* Available data
────────

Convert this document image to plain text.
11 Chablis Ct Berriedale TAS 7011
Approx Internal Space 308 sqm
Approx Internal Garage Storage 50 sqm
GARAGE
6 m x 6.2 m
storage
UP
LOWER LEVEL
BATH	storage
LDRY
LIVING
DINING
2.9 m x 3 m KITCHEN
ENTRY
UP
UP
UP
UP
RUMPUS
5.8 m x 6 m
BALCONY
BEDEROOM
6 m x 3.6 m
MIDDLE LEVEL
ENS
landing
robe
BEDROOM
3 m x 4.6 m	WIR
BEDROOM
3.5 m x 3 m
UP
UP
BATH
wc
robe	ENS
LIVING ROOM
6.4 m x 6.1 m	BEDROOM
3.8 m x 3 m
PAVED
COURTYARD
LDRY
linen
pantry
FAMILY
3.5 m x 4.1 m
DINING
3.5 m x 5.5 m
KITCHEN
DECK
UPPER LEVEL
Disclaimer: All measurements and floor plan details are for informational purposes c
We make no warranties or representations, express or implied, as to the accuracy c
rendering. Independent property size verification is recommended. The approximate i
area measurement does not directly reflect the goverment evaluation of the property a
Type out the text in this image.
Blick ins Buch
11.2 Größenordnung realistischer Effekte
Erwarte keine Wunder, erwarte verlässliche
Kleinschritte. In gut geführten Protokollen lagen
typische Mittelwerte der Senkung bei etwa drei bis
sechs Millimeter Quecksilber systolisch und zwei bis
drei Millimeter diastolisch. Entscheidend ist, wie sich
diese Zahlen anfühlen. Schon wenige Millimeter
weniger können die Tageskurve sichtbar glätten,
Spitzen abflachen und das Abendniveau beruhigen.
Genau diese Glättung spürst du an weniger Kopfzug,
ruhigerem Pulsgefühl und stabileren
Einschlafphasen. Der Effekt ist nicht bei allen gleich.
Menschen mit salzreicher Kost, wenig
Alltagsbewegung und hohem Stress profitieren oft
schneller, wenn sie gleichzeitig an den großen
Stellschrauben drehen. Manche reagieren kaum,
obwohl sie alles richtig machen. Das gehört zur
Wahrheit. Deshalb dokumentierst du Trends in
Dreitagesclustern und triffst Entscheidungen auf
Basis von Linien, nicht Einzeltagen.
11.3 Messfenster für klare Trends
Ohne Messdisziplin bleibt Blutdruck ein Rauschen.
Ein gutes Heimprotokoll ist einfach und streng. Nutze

────────

* Work instructions
Go through the entries and return each line where the word "Millimeter" appears.

* Correct response
sechs Millimeter Quecksilber systolisch und zwei bis
drei Millimeter diastolisch. Entscheidend ist, wie sich
diese Zahlen anfühlen. Schon wenige Millimeter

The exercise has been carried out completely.